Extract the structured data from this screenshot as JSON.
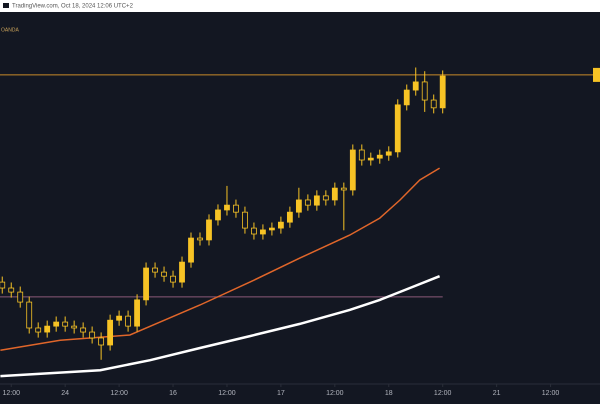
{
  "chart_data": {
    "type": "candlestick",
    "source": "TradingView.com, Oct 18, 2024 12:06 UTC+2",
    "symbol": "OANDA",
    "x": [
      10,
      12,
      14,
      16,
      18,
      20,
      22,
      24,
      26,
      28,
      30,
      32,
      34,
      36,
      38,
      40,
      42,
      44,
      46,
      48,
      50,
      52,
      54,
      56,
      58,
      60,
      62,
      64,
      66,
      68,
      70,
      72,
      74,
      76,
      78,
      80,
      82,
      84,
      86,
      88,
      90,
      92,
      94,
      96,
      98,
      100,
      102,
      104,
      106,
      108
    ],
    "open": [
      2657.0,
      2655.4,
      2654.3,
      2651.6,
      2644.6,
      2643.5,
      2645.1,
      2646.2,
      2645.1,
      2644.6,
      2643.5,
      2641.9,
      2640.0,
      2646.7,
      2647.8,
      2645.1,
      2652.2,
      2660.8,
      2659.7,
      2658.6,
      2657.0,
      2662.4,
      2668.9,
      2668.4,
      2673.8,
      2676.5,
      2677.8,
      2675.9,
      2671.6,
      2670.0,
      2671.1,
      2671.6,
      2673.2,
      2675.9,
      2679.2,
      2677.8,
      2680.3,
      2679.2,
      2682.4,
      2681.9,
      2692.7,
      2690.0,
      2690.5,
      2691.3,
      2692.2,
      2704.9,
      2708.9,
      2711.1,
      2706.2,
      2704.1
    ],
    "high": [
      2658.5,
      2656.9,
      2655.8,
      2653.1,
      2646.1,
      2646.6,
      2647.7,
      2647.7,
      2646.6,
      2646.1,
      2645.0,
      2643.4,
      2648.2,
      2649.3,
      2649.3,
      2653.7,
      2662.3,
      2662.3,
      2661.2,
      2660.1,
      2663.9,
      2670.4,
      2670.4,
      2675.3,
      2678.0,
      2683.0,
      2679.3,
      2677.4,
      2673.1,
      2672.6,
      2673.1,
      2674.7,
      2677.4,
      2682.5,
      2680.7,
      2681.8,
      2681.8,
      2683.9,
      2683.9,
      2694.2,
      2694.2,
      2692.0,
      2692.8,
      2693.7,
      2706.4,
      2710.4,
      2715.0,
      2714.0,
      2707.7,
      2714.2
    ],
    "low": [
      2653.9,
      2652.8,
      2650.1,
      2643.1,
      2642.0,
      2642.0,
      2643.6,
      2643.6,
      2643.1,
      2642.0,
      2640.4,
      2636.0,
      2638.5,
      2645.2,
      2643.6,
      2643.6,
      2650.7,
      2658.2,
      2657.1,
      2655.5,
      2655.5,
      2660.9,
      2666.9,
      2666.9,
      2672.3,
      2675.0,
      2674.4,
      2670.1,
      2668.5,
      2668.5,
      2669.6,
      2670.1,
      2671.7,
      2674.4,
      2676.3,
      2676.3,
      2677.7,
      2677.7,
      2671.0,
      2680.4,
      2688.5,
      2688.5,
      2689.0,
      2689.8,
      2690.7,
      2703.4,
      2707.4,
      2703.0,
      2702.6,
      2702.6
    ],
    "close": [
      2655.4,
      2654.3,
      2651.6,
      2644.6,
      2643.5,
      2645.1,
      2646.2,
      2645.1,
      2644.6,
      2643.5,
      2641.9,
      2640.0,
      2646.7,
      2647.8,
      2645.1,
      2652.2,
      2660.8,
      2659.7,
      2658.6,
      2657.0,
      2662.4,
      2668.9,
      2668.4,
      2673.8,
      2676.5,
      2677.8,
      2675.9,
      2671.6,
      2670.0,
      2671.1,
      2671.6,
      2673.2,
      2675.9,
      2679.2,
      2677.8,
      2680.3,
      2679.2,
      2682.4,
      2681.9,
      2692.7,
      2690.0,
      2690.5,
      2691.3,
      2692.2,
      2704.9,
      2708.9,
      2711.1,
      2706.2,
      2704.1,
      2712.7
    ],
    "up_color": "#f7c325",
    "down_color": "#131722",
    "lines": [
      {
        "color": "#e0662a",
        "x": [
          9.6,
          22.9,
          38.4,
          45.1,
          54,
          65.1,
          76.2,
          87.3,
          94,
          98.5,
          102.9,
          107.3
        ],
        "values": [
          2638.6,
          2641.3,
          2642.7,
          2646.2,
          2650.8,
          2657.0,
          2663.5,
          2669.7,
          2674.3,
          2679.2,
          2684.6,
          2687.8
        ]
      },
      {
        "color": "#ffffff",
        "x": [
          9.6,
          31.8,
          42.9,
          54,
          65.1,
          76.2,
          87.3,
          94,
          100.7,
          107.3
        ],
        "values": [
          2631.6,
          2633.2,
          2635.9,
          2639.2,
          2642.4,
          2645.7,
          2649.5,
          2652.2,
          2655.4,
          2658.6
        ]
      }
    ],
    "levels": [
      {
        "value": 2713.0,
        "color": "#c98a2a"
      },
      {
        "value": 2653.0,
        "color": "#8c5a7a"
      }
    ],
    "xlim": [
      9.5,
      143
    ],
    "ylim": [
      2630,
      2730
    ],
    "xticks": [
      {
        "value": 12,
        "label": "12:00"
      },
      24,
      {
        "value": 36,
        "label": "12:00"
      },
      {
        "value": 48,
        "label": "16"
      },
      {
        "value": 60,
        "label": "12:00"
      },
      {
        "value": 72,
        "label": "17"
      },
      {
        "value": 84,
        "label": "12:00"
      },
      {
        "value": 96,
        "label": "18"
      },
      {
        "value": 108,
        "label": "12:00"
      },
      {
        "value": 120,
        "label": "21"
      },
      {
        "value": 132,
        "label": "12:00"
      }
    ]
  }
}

#####

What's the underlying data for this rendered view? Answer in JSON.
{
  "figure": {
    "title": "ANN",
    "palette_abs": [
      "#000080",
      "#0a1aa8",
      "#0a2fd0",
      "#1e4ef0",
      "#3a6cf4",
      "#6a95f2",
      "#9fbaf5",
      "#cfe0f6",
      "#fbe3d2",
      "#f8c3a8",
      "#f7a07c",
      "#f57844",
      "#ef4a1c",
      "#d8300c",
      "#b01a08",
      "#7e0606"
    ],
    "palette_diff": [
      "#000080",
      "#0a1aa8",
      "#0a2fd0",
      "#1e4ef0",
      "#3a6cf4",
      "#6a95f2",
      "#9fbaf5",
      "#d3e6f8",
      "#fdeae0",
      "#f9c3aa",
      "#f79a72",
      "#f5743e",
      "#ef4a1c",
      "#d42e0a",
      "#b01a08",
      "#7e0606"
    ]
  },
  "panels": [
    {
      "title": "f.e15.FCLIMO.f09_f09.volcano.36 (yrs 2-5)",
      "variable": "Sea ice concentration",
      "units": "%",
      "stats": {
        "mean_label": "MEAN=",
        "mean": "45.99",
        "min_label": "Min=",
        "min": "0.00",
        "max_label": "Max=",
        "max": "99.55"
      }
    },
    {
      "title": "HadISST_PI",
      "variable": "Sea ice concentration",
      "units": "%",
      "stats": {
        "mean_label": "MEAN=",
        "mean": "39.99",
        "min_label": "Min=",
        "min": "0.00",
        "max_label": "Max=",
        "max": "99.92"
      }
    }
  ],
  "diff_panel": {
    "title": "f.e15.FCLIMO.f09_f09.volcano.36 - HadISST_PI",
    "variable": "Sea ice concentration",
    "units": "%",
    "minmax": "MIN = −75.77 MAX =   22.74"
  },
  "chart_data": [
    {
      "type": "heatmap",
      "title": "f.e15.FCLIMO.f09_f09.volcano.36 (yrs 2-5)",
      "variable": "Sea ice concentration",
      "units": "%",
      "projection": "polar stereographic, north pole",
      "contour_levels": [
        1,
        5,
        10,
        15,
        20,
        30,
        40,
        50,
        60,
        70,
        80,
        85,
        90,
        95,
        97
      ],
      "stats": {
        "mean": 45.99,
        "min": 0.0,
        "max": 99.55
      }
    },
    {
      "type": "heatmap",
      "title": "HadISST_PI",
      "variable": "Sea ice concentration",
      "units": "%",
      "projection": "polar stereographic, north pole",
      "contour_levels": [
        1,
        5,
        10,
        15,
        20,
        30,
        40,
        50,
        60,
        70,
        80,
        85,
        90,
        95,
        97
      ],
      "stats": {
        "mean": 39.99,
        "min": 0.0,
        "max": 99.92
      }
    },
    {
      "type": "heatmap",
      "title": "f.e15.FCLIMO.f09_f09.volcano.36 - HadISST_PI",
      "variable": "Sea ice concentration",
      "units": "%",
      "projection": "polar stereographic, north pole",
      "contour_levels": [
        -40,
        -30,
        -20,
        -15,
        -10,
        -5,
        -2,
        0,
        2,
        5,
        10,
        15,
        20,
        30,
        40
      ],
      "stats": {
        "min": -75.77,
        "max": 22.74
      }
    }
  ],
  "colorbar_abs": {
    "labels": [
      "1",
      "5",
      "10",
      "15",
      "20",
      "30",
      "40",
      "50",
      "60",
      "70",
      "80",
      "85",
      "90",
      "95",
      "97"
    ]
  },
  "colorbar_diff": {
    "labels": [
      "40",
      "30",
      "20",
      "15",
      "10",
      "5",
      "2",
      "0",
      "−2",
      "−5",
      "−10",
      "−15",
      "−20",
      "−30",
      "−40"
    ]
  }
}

#####

▶ [What is being asked]
Which lines hold the word "title"? Show each one.

▶ [Solution]
    "title": "ANN",
      "title": "f.e15.FCLIMO.f09_f09.volcano.36 (yrs 2-5)",
      "title": "HadISST_PI",
    "title": "f.e15.FCLIMO.f09_f09.volcano.36 - HadISST_PI",
      "title": "f.e15.FCLIMO.f09_f09.volcano.36 (yrs 2-5)",
      "title": "HadISST_PI",
      "title": "f.e15.FCLIMO.f09_f09.volcano.36 - HadISST_PI",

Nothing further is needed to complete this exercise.